* begin *
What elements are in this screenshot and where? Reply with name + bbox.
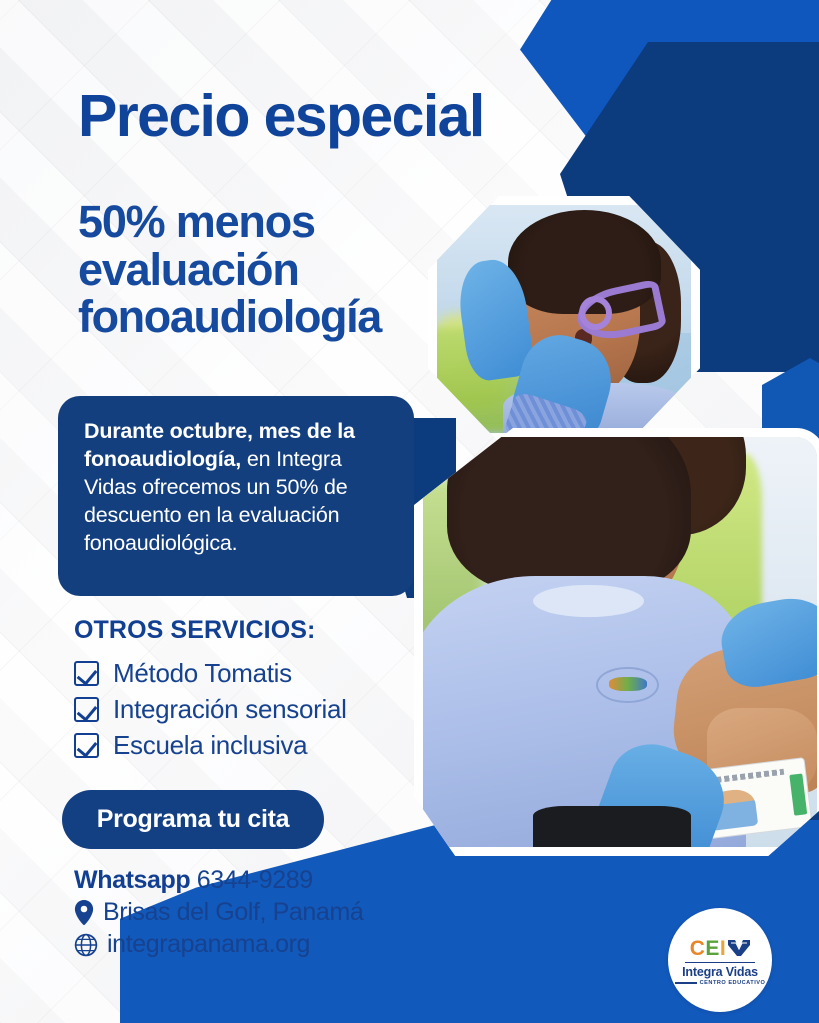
location-row[interactable]: Brisas del Golf, Panamá [74,898,454,927]
logo-subtitle-wrap: CENTRO EDUCATIVO [675,980,766,986]
brand-logo: C E I Integra Vidas CENTRO EDUCATIVO [668,908,772,1012]
logo-cei-lettermark: C E I [690,938,751,959]
photo-bottom-image [423,437,817,847]
service-label: Método Tomatis [113,658,292,689]
photo-bottom-shirt-collar [533,585,643,618]
promo-description-box: Durante octubre, mes de la fonoaudiologí… [58,396,414,596]
subheadline-line-1: 50% menos [78,198,381,246]
whatsapp-label: Whatsapp [74,866,190,894]
whatsapp-line: Whatsapp 6344-9289 [74,866,313,895]
logo-letter-i: I [720,938,726,959]
globe-icon [74,933,98,957]
logo-letter-e: E [705,938,720,959]
subheadline: 50% menos evaluación fonoaudiología [78,198,381,341]
photo-smiling-child-session [414,428,819,856]
wing-icon [728,939,750,957]
logo-divider [685,962,755,964]
website-text: integrapanama.org [107,930,310,959]
list-item[interactable]: Integración sensorial [74,694,424,725]
logo-brand-name: Integra Vidas [682,965,758,979]
schedule-appointment-button[interactable]: Programa tu cita [62,790,324,849]
checkbox-checked-icon [74,733,99,758]
subheadline-line-2: evaluación [78,246,381,294]
services-list: Método Tomatis Integración sensorial Esc… [74,658,424,766]
logo-dash [675,982,697,984]
logo-letter-c: C [690,938,706,959]
logo-subtitle: CENTRO EDUCATIVO [700,980,766,986]
checkbox-checked-icon [74,661,99,686]
service-label: Escuela inclusiva [113,730,307,761]
photo-bottom-card-green-marker [790,773,808,815]
photo-oral-motor-therapy [428,196,700,442]
list-item[interactable]: Escuela inclusiva [74,730,424,761]
photo-bottom-table-edge [533,806,691,855]
promo-description-text: Durante octubre, mes de la fonoaudiologí… [84,418,390,558]
whatsapp-number: 6344-9289 [197,866,313,894]
location-text: Brisas del Golf, Panamá [103,898,363,927]
contact-info: Whatsapp 6344-9289 Brisas del Golf, Pana… [74,866,454,962]
list-item[interactable]: Método Tomatis [74,658,424,689]
photo-top-image [437,205,691,433]
page-title: Precio especial [78,86,484,146]
whatsapp-row[interactable]: Whatsapp 6344-9289 [74,866,454,895]
promotional-flyer: Precio especial 50% menos evaluación fon… [0,0,819,1023]
website-row[interactable]: integrapanama.org [74,930,454,959]
photo-bottom-child-hair [447,428,691,593]
checkbox-checked-icon [74,697,99,722]
subheadline-line-3: fonoaudiología [78,293,381,341]
services-heading: OTROS SERVICIOS: [74,616,315,645]
service-label: Integración sensorial [113,694,347,725]
location-pin-icon [74,900,94,926]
* end *
__PROBLEM DESCRIPTION__. Rewrite the listing above with every "checkbox-checked-icon" replaced by "check-mark-icon", leaving everything else unchanged and omitting the picture.

__OUTPUT OF THE EXERCISE__.
What elements are in this screenshot and where? Reply with name + bbox.
location-row[interactable]: Brisas del Golf, Panamá [74,898,454,927]
logo-subtitle-wrap: CENTRO EDUCATIVO [675,980,766,986]
brand-logo: C E I Integra Vidas CENTRO EDUCATIVO [668,908,772,1012]
logo-cei-lettermark: C E I [690,938,751,959]
photo-bottom-image [423,437,817,847]
service-label: Método Tomatis [113,658,292,689]
photo-bottom-shirt-collar [533,585,643,618]
promo-description-box: Durante octubre, mes de la fonoaudiologí… [58,396,414,596]
subheadline-line-1: 50% menos [78,198,381,246]
whatsapp-label: Whatsapp [74,866,190,894]
whatsapp-line: Whatsapp 6344-9289 [74,866,313,895]
logo-letter-i: I [720,938,726,959]
globe-icon [74,933,98,957]
logo-letter-e: E [705,938,720,959]
subheadline: 50% menos evaluación fonoaudiología [78,198,381,341]
photo-smiling-child-session [414,428,819,856]
wing-icon [728,939,750,957]
logo-divider [685,962,755,964]
website-text: integrapanama.org [107,930,310,959]
list-item[interactable]: Integración sensorial [74,694,424,725]
logo-brand-name: Integra Vidas [682,965,758,979]
schedule-appointment-button[interactable]: Programa tu cita [62,790,324,849]
check-mark-icon [74,733,99,758]
subheadline-line-2: evaluación [78,246,381,294]
services-list: Método Tomatis Integración sensorial Esc… [74,658,424,766]
logo-dash [675,982,697,984]
logo-letter-c: C [690,938,706,959]
logo-subtitle: CENTRO EDUCATIVO [700,980,766,986]
check-mark-icon [74,661,99,686]
service-label: Escuela inclusiva [113,730,307,761]
photo-bottom-card-green-marker [790,773,808,815]
photo-oral-motor-therapy [428,196,700,442]
list-item[interactable]: Escuela inclusiva [74,730,424,761]
photo-bottom-table-edge [533,806,691,855]
promo-description-text: Durante octubre, mes de la fonoaudiologí… [84,418,390,558]
whatsapp-number: 6344-9289 [197,866,313,894]
location-text: Brisas del Golf, Panamá [103,898,363,927]
contact-info: Whatsapp 6344-9289 Brisas del Golf, Pana… [74,866,454,962]
list-item[interactable]: Método Tomatis [74,658,424,689]
photo-top-image [437,205,691,433]
page-title: Precio especial [78,86,484,146]
whatsapp-row[interactable]: Whatsapp 6344-9289 [74,866,454,895]
promotional-flyer: Precio especial 50% menos evaluación fon… [0,0,819,1023]
website-row[interactable]: integrapanama.org [74,930,454,959]
photo-bottom-child-hair [447,428,691,593]
check-mark-icon [74,697,99,722]
subheadline-line-3: fonoaudiología [78,293,381,341]
services-heading: OTROS SERVICIOS: [74,616,315,645]
service-label: Integración sensorial [113,694,347,725]
location-pin-icon [74,900,94,926]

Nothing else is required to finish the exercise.